** Begin **

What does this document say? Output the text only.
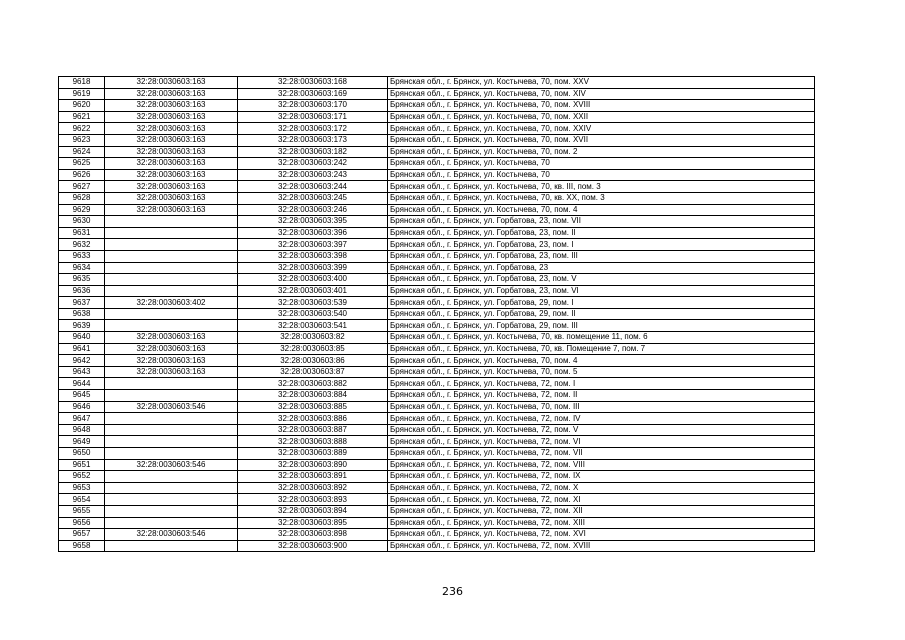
9618	32:28:0030603:163	32:28:0030603:168	Брянская обл., г. Брянск, ул. Костычева, 70, пом. XXV
9619	32:28:0030603:163	32:28:0030603:169	Брянская обл., г. Брянск, ул. Костычева, 70, пом. XIV
9620	32:28:0030603:163	32:28:0030603:170	Брянская обл., г. Брянск, ул. Костычева, 70, пом. XVIII
9621	32:28:0030603:163	32:28:0030603:171	Брянская обл., г. Брянск, ул. Костычева, 70, пом. XXII
9622	32:28:0030603:163	32:28:0030603:172	Брянская обл., г. Брянск, ул. Костычева, 70, пом. XXIV
9623	32:28:0030603:163	32:28:0030603:173	Брянская обл., г. Брянск, ул. Костычева, 70, пом. XVII
9624	32:28:0030603:163	32:28:0030603:182	Брянская обл., г. Брянск, ул. Костычева, 70, пом. 2
9625	32:28:0030603:163	32:28:0030603:242	Брянская обл., г. Брянск, ул. Костычева, 70
9626	32:28:0030603:163	32:28:0030603:243	Брянская обл., г. Брянск, ул. Костычева, 70
9627	32:28:0030603:163	32:28:0030603:244	Брянская обл., г. Брянск, ул. Костычева, 70, кв. III, пом. 3
9628	32:28:0030603:163	32:28:0030603:245	Брянская обл., г. Брянск, ул. Костычева, 70, кв. XX, пом. 3
9629	32:28:0030603:163	32:28:0030603:246	Брянская обл., г. Брянск, ул. Костычева, 70, пом. 4
9630		32:28:0030603:395	Брянская обл., г. Брянск, ул. Горбатова, 23, пом. VII
9631		32:28:0030603:396	Брянская обл., г. Брянск, ул. Горбатова, 23, пом. II
9632		32:28:0030603:397	Брянская обл., г. Брянск, ул. Горбатова, 23, пом. I
9633		32:28:0030603:398	Брянская обл., г. Брянск, ул. Горбатова, 23, пом. III
9634		32:28:0030603:399	Брянская обл., г. Брянск, ул. Горбатова, 23
9635		32:28:0030603:400	Брянская обл., г. Брянск, ул. Горбатова, 23, пом. V
9636		32:28:0030603:401	Брянская обл., г. Брянск, ул. Горбатова, 23, пом. VI
9637	32:28:0030603:402	32:28:0030603:539	Брянская обл., г. Брянск, ул. Горбатова, 29, пом. I
9638		32:28:0030603:540	Брянская обл., г. Брянск, ул. Горбатова, 29, пом. II
9639		32:28:0030603:541	Брянская обл., г. Брянск, ул. Горбатова, 29, пом. III
9640	32:28:0030603:163	32:28:0030603:82	Брянская обл., г. Брянск, ул. Костычева, 70, кв. помещение 11, пом. 6
9641	32:28:0030603:163	32:28:0030603:85	Брянская обл., г. Брянск, ул. Костычева, 70, кв. Помещение 7, пом. 7
9642	32:28:0030603:163	32:28:0030603:86	Брянская обл., г. Брянск, ул. Костычева, 70, пом. 4
9643	32:28:0030603:163	32:28:0030603:87	Брянская обл., г. Брянск, ул. Костычева, 70, пом. 5
9644		32:28:0030603:882	Брянская обл., г. Брянск, ул. Костычева, 72, пом. I
9645		32:28:0030603:884	Брянская обл., г. Брянск, ул. Костычева, 72, пом. II
9646	32:28:0030603:546	32:28:0030603:885	Брянская обл., г. Брянск, ул. Костычева, 70, пом. III
9647		32:28:0030603:886	Брянская обл., г. Брянск, ул. Костычева, 72, пом. IV
9648		32:28:0030603:887	Брянская обл., г. Брянск, ул. Костычева, 72, пом. V
9649		32:28:0030603:888	Брянская обл., г. Брянск, ул. Костычева, 72, пом. VI
9650		32:28:0030603:889	Брянская обл., г. Брянск, ул. Костычева, 72, пом. VII
9651	32:28:0030603:546	32:28:0030603:890	Брянская обл., г. Брянск, ул. Костычева, 72, пом. VIII
9652		32:28:0030603:891	Брянская обл., г. Брянск, ул. Костычева, 72, пом. IX
9653		32:28:0030603:892	Брянская обл., г. Брянск, ул. Костычева, 72, пом. X
9654		32:28:0030603:893	Брянская обл., г. Брянск, ул. Костычева, 72, пом. XI
9655		32:28:0030603:894	Брянская обл., г. Брянск, ул. Костычева, 72, пом. XII
9656		32:28:0030603:895	Брянская обл., г. Брянск, ул. Костычева, 72, пом. XIII
9657	32:28:0030603:546	32:28:0030603:898	Брянская обл., г. Брянск, ул. Костычева, 72, пом. XVI
9658		32:28:0030603:900	Брянская обл., г. Брянск, ул. Костычева, 72, пом. XVIII
236
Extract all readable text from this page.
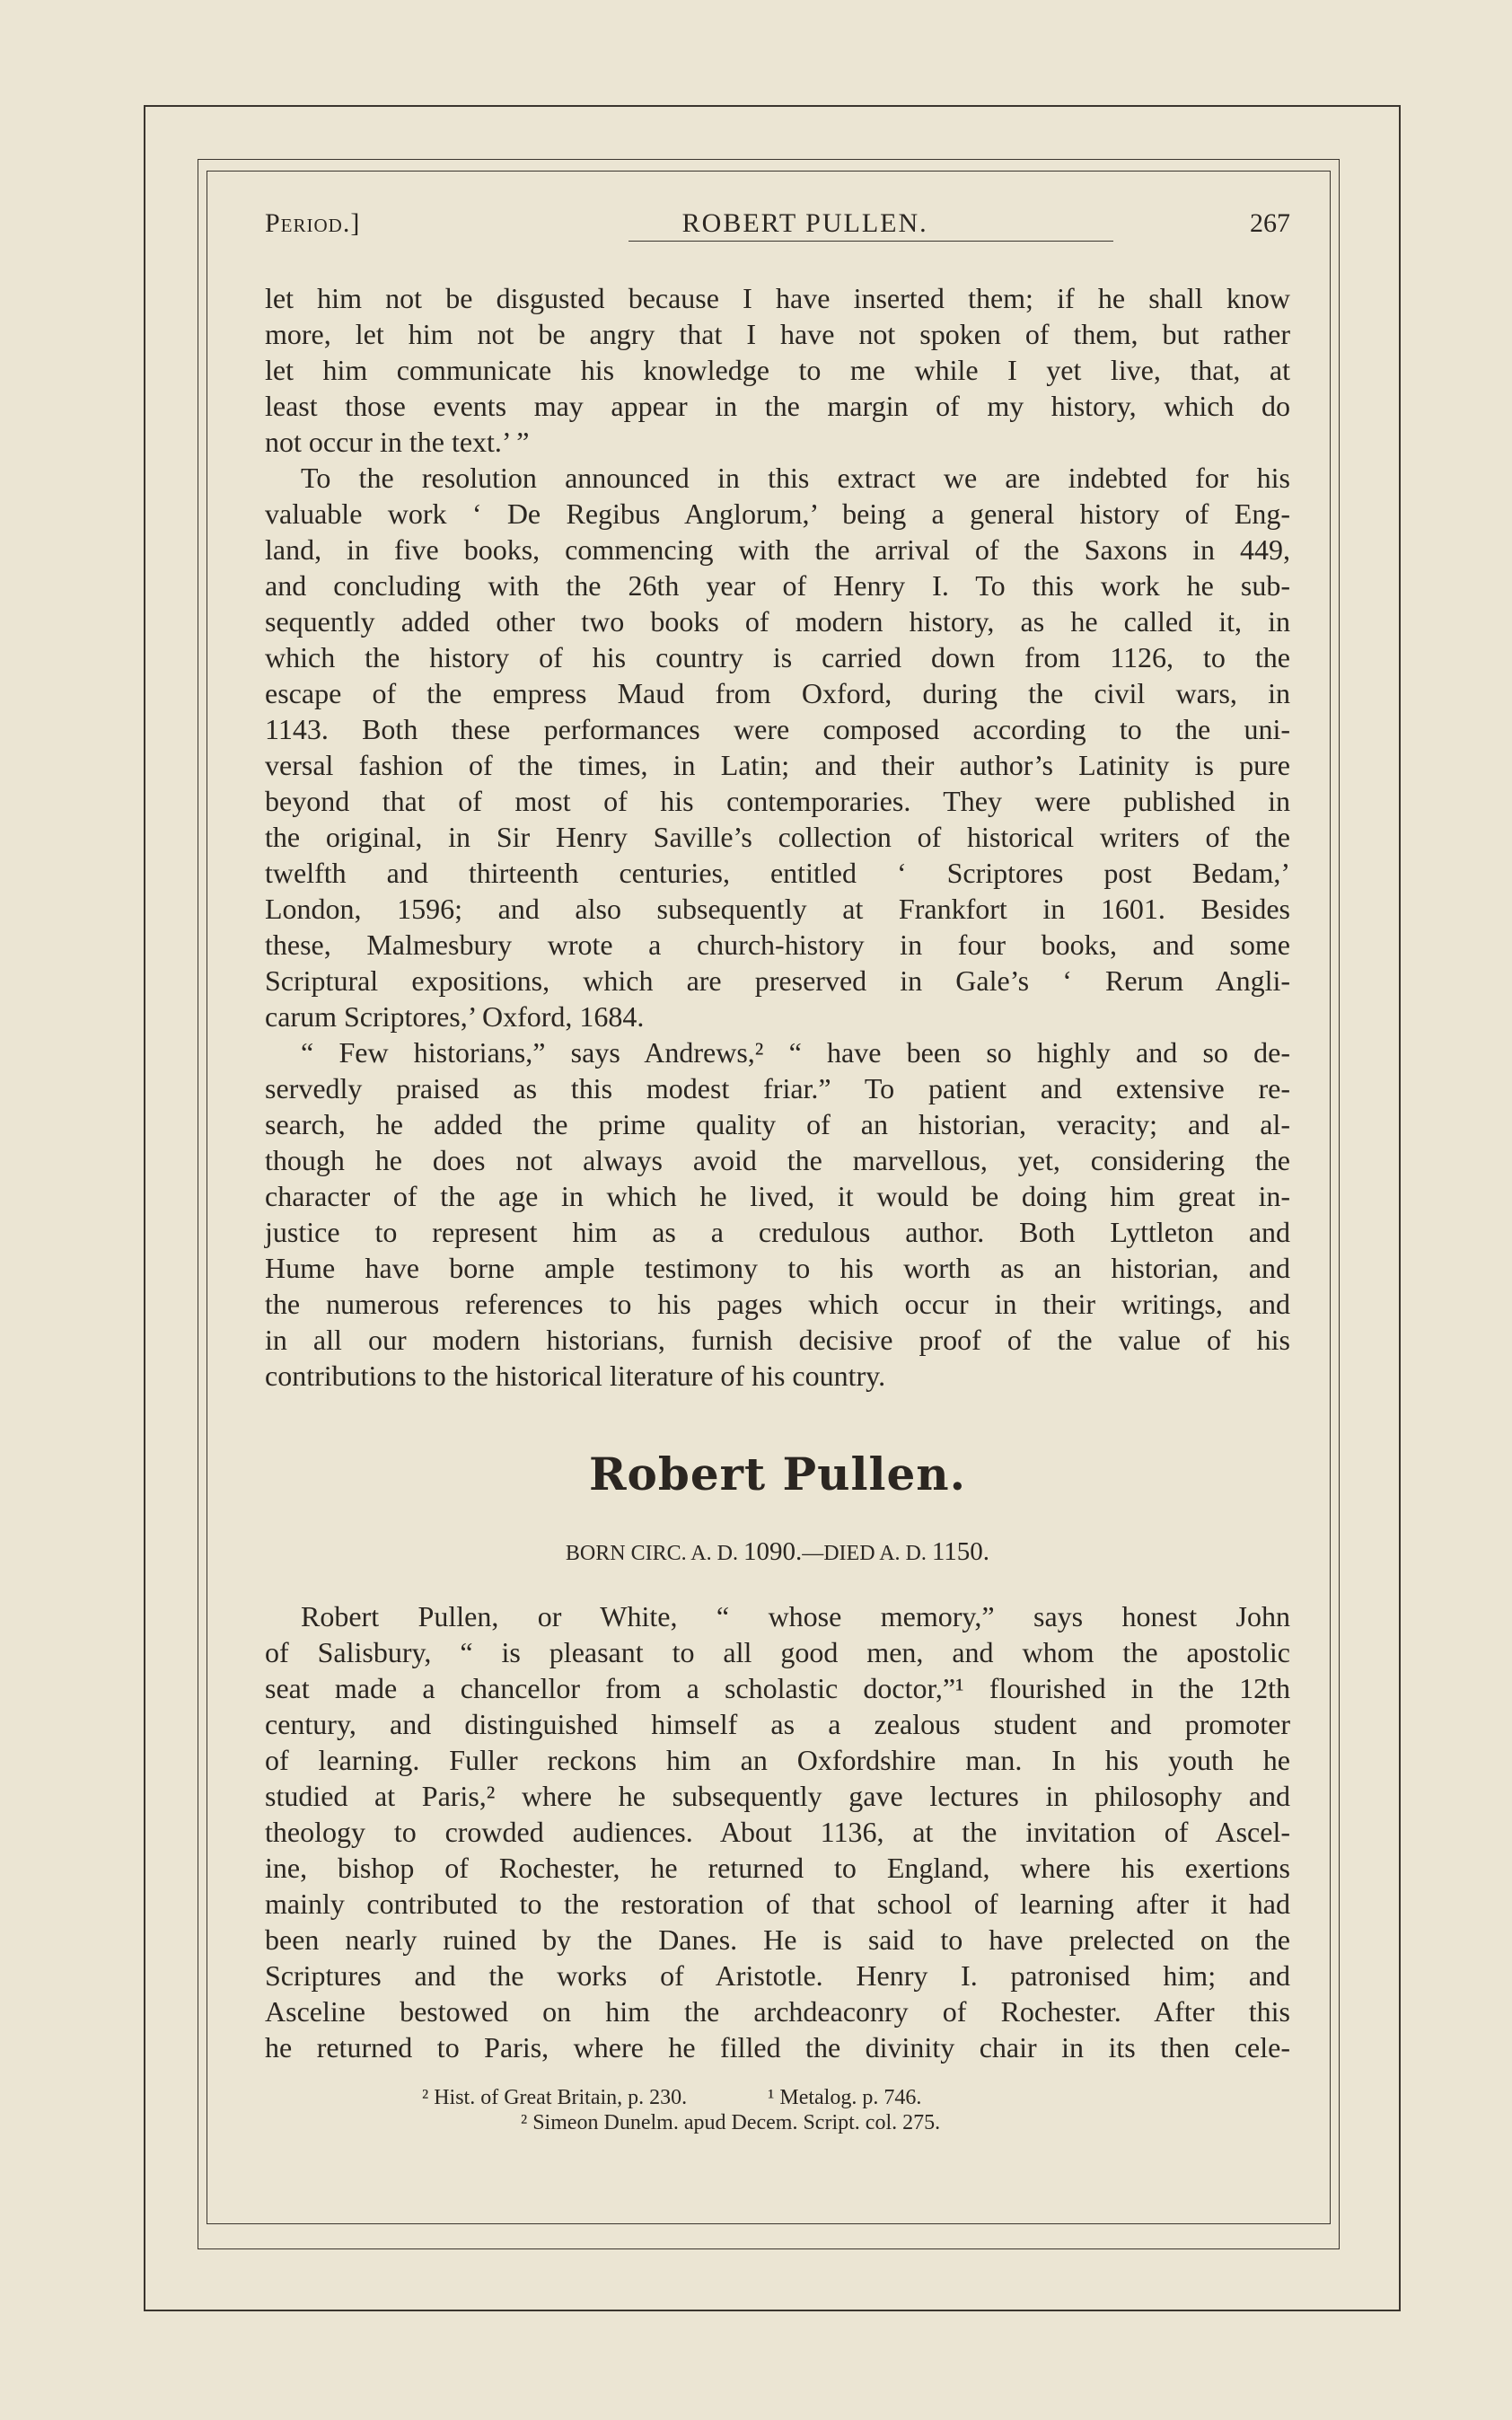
Period.]	ROBERT PULLEN.	267
let him not be disgusted because I have inserted them; if he shall know
more, let him not be angry that I have not spoken of them, but rather
let him communicate his knowledge to me while I yet live, that, at
least those events may appear in the margin of my history, which do
not occur in the text.’ ”
To the resolution announced in this extract we are indebted for his
valuable work ‘ De Regibus Anglorum,’ being a general history of Eng-
land, in five books, commencing with the arrival of the Saxons in 449,
and concluding with the 26th year of Henry I. To this work he sub-
sequently added other two books of modern history, as he called it, in
which the history of his country is carried down from 1126, to the
escape of the empress Maud from Oxford, during the civil wars, in
1143. Both these performances were composed according to the uni-
versal fashion of the times, in Latin; and their author’s Latinity is pure
beyond that of most of his contemporaries. They were published in
the original, in Sir Henry Saville’s collection of historical writers of the
twelfth and thirteenth centuries, entitled ‘ Scriptores post Bedam,’
London, 1596; and also subsequently at Frankfort in 1601. Besides
these, Malmesbury wrote a church-history in four books, and some
Scriptural expositions, which are preserved in Gale’s ‘ Rerum Angli-
carum Scriptores,’ Oxford, 1684.
“ Few historians,” says Andrews,² “ have been so highly and so de-
servedly praised as this modest friar.” To patient and extensive re-
search, he added the prime quality of an historian, veracity; and al-
though he does not always avoid the marvellous, yet, considering the
character of the age in which he lived, it would be doing him great in-
justice to represent him as a credulous author. Both Lyttleton and
Hume have borne ample testimony to his worth as an historian, and
the numerous references to his pages which occur in their writings, and
in all our modern historians, furnish decisive proof of the value of his
contributions to the historical literature of his country.
Robert Pullen.
BORN CIRC. A. D. 1090.—DIED A. D. 1150.
Robert Pullen, or White, “ whose memory,” says honest John
of Salisbury, “ is pleasant to all good men, and whom the apostolic
seat made a chancellor from a scholastic doctor,”¹ flourished in the 12th
century, and distinguished himself as a zealous student and promoter
of learning. Fuller reckons him an Oxfordshire man. In his youth he
studied at Paris,² where he subsequently gave lectures in philosophy and
theology to crowded audiences. About 1136, at the invitation of Ascel-
ine, bishop of Rochester, he returned to England, where his exertions
mainly contributed to the restoration of that school of learning after it had
been nearly ruined by the Danes. He is said to have prelected on the
Scriptures and the works of Aristotle. Henry I. patronised him; and
Asceline bestowed on him the archdeaconry of Rochester. After this
he returned to Paris, where he filled the divinity chair in its then cele-
² Hist. of Great Britain, p. 230.	¹ Metalog. p. 746.
² Simeon Dunelm. apud Decem. Script. col. 275.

** End **

Reproduce all of the material above word for word. Omit the pictures.

What does this document say? Output the text only.
9618	32:28:0030603:163	32:28:0030603:168	Брянская обл., г. Брянск, ул. Костычева, 70, пом. XXV
9619	32:28:0030603:163	32:28:0030603:169	Брянская обл., г. Брянск, ул. Костычева, 70, пом. XIV
9620	32:28:0030603:163	32:28:0030603:170	Брянская обл., г. Брянск, ул. Костычева, 70, пом. XVIII
9621	32:28:0030603:163	32:28:0030603:171	Брянская обл., г. Брянск, ул. Костычева, 70, пом. XXII
9622	32:28:0030603:163	32:28:0030603:172	Брянская обл., г. Брянск, ул. Костычева, 70, пом. XXIV
9623	32:28:0030603:163	32:28:0030603:173	Брянская обл., г. Брянск, ул. Костычева, 70, пом. XVII
9624	32:28:0030603:163	32:28:0030603:182	Брянская обл., г. Брянск, ул. Костычева, 70, пом. 2
9625	32:28:0030603:163	32:28:0030603:242	Брянская обл., г. Брянск, ул. Костычева, 70
9626	32:28:0030603:163	32:28:0030603:243	Брянская обл., г. Брянск, ул. Костычева, 70
9627	32:28:0030603:163	32:28:0030603:244	Брянская обл., г. Брянск, ул. Костычева, 70, кв. III, пом. 3
9628	32:28:0030603:163	32:28:0030603:245	Брянская обл., г. Брянск, ул. Костычева, 70, кв. XX, пом. 3
9629	32:28:0030603:163	32:28:0030603:246	Брянская обл., г. Брянск, ул. Костычева, 70, пом. 4
9630		32:28:0030603:395	Брянская обл., г. Брянск, ул. Горбатова, 23, пом. VII
9631		32:28:0030603:396	Брянская обл., г. Брянск, ул. Горбатова, 23, пом. II
9632		32:28:0030603:397	Брянская обл., г. Брянск, ул. Горбатова, 23, пом. I
9633		32:28:0030603:398	Брянская обл., г. Брянск, ул. Горбатова, 23, пом. III
9634		32:28:0030603:399	Брянская обл., г. Брянск, ул. Горбатова, 23
9635		32:28:0030603:400	Брянская обл., г. Брянск, ул. Горбатова, 23, пом. V
9636		32:28:0030603:401	Брянская обл., г. Брянск, ул. Горбатова, 23, пом. VI
9637	32:28:0030603:402	32:28:0030603:539	Брянская обл., г. Брянск, ул. Горбатова, 29, пом. I
9638		32:28:0030603:540	Брянская обл., г. Брянск, ул. Горбатова, 29, пом. II
9639		32:28:0030603:541	Брянская обл., г. Брянск, ул. Горбатова, 29, пом. III
9640	32:28:0030603:163	32:28:0030603:82	Брянская обл., г. Брянск, ул. Костычева, 70, кв. помещение 11, пом. 6
9641	32:28:0030603:163	32:28:0030603:85	Брянская обл., г. Брянск, ул. Костычева, 70, кв. Помещение 7, пом. 7
9642	32:28:0030603:163	32:28:0030603:86	Брянская обл., г. Брянск, ул. Костычева, 70, пом. 4
9643	32:28:0030603:163	32:28:0030603:87	Брянская обл., г. Брянск, ул. Костычева, 70, пом. 5
9644		32:28:0030603:882	Брянская обл., г. Брянск, ул. Костычева, 72, пом. I
9645		32:28:0030603:884	Брянская обл., г. Брянск, ул. Костычева, 72, пом. II
9646	32:28:0030603:546	32:28:0030603:885	Брянская обл., г. Брянск, ул. Костычева, 70, пом. III
9647		32:28:0030603:886	Брянская обл., г. Брянск, ул. Костычева, 72, пом. IV
9648		32:28:0030603:887	Брянская обл., г. Брянск, ул. Костычева, 72, пом. V
9649		32:28:0030603:888	Брянская обл., г. Брянск, ул. Костычева, 72, пом. VI
9650		32:28:0030603:889	Брянская обл., г. Брянск, ул. Костычева, 72, пом. VII
9651	32:28:0030603:546	32:28:0030603:890	Брянская обл., г. Брянск, ул. Костычева, 72, пом. VIII
9652		32:28:0030603:891	Брянская обл., г. Брянск, ул. Костычева, 72, пом. IX
9653		32:28:0030603:892	Брянская обл., г. Брянск, ул. Костычева, 72, пом. X
9654		32:28:0030603:893	Брянская обл., г. Брянск, ул. Костычева, 72, пом. XI
9655		32:28:0030603:894	Брянская обл., г. Брянск, ул. Костычева, 72, пом. XII
9656		32:28:0030603:895	Брянская обл., г. Брянск, ул. Костычева, 72, пом. XIII
9657	32:28:0030603:546	32:28:0030603:898	Брянская обл., г. Брянск, ул. Костычева, 72, пом. XVI
9658		32:28:0030603:900	Брянская обл., г. Брянск, ул. Костычева, 72, пом. XVIII
236
Extract all readable text from this page.
Period.]	ROBERT PULLEN.	267
let him not be disgusted because I have inserted them; if he shall know
more, let him not be angry that I have not spoken of them, but rather
let him communicate his knowledge to me while I yet live, that, at
least those events may appear in the margin of my history, which do
not occur in the text.’ ”
To the resolution announced in this extract we are indebted for his
valuable work ‘ De Regibus Anglorum,’ being a general history of Eng-
land, in five books, commencing with the arrival of the Saxons in 449,
and concluding with the 26th year of Henry I. To this work he sub-
sequently added other two books of modern history, as he called it, in
which the history of his country is carried down from 1126, to the
escape of the empress Maud from Oxford, during the civil wars, in
1143. Both these performances were composed according to the uni-
versal fashion of the times, in Latin; and their author’s Latinity is pure
beyond that of most of his contemporaries. They were published in
the original, in Sir Henry Saville’s collection of historical writers of the
twelfth and thirteenth centuries, entitled ‘ Scriptores post Bedam,’
London, 1596; and also subsequently at Frankfort in 1601. Besides
these, Malmesbury wrote a church-history in four books, and some
Scriptural expositions, which are preserved in Gale’s ‘ Rerum Angli-
carum Scriptores,’ Oxford, 1684.
“ Few historians,” says Andrews,² “ have been so highly and so de-
servedly praised as this modest friar.” To patient and extensive re-
search, he added the prime quality of an historian, veracity; and al-
though he does not always avoid the marvellous, yet, considering the
character of the age in which he lived, it would be doing him great in-
justice to represent him as a credulous author. Both Lyttleton and
Hume have borne ample testimony to his worth as an historian, and
the numerous references to his pages which occur in their writings, and
in all our modern historians, furnish decisive proof of the value of his
contributions to the historical literature of his country.
Robert Pullen.
BORN CIRC. A. D. 1090.—DIED A. D. 1150.
Robert Pullen, or White, “ whose memory,” says honest John
of Salisbury, “ is pleasant to all good men, and whom the apostolic
seat made a chancellor from a scholastic doctor,”¹ flourished in the 12th
century, and distinguished himself as a zealous student and promoter
of learning. Fuller reckons him an Oxfordshire man. In his youth he
studied at Paris,² where he subsequently gave lectures in philosophy and
theology to crowded audiences. About 1136, at the invitation of Ascel-
ine, bishop of Rochester, he returned to England, where his exertions
mainly contributed to the restoration of that school of learning after it had
been nearly ruined by the Danes. He is said to have prelected on the
Scriptures and the works of Aristotle. Henry I. patronised him; and
Asceline bestowed on him the archdeaconry of Rochester. After this
he returned to Paris, where he filled the divinity chair in its then cele-
² Hist. of Great Britain, p. 230.	¹ Metalog. p. 746.
² Simeon Dunelm. apud Decem. Script. col. 275.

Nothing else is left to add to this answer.